Locate the lines where "appareil" occurs and copy them as they stand.
=== Given records ===
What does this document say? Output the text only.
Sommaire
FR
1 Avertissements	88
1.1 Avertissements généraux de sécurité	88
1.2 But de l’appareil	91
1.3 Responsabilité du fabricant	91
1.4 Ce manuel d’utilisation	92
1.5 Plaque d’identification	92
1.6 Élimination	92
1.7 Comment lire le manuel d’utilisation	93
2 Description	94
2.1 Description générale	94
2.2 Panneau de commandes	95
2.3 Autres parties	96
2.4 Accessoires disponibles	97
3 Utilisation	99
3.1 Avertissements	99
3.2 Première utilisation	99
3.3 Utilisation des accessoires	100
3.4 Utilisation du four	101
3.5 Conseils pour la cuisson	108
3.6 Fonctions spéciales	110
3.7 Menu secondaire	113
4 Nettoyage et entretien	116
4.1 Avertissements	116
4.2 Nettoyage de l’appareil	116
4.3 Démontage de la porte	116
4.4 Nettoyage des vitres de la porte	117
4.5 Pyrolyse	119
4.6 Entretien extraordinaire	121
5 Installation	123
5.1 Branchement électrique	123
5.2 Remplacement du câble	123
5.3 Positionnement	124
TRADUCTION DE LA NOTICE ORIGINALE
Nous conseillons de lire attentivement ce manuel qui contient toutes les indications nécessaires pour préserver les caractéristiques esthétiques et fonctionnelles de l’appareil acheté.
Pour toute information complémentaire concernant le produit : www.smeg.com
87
===
=== Given records ===
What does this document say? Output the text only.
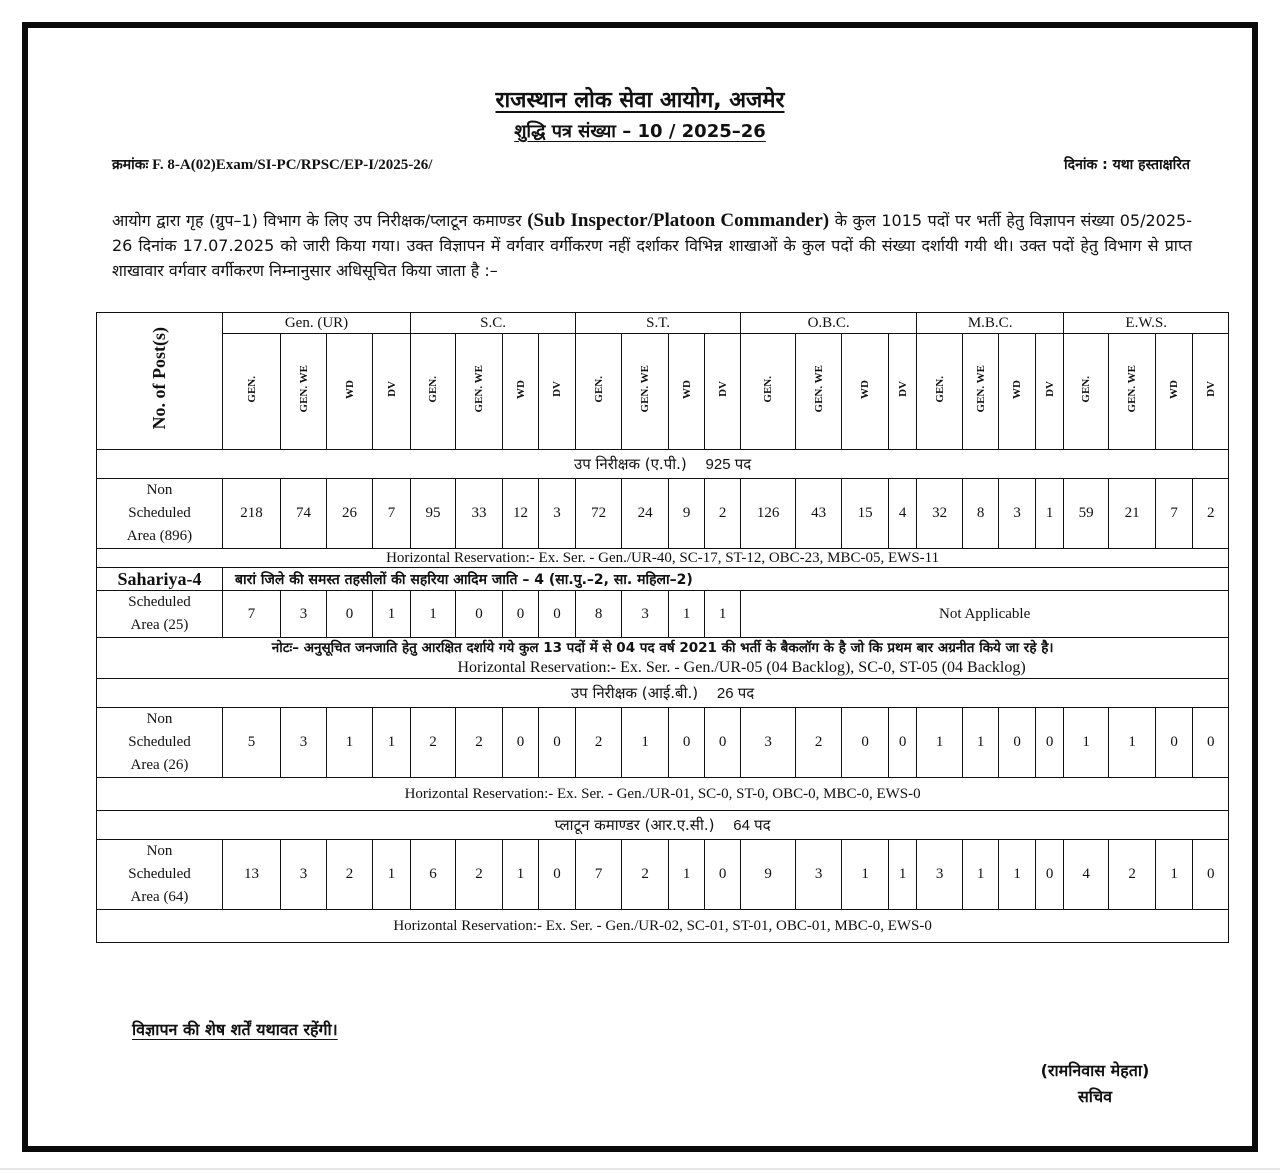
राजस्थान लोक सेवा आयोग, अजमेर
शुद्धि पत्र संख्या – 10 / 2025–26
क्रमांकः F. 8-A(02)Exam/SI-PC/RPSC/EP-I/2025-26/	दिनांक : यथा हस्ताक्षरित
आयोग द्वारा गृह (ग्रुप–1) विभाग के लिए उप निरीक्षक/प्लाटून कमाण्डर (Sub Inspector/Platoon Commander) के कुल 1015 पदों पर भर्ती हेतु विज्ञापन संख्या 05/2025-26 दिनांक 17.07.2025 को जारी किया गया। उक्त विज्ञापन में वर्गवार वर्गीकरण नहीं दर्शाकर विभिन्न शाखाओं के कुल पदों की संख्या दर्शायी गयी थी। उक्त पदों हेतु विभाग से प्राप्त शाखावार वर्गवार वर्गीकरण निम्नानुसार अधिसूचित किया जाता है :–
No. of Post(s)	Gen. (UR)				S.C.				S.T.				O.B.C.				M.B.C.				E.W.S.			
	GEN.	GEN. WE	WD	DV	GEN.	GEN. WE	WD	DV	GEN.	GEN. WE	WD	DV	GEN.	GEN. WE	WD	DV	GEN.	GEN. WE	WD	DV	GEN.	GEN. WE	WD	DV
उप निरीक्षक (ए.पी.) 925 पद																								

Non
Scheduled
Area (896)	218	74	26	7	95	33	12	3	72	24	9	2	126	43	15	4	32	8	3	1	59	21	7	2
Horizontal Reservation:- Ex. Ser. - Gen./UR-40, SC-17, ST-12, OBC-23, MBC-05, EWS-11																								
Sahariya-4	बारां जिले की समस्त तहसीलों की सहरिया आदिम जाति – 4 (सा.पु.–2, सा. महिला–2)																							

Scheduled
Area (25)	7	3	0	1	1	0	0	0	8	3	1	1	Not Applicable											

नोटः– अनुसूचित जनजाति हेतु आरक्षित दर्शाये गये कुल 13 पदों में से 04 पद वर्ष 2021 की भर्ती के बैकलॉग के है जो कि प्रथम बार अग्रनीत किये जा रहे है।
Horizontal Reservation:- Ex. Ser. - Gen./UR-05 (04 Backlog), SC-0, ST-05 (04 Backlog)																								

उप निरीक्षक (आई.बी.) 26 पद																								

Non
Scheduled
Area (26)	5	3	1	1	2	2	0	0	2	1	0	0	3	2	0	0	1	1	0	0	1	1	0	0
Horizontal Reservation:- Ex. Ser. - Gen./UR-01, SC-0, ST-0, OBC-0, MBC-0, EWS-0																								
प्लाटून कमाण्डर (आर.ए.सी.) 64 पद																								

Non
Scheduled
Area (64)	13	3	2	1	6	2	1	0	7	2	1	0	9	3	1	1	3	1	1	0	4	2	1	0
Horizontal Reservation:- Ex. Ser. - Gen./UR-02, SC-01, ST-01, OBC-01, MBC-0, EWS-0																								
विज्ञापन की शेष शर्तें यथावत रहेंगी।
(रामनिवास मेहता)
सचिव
===
_Finished exercise_:
1.2 But de l’appareil	91
4.2 Nettoyage de l’appareil	116
Nous conseillons de lire attentivement ce manuel qui contient toutes les indications nécessaires pour préserver les caractéristiques esthétiques et fonctionnelles de l’appareil acheté.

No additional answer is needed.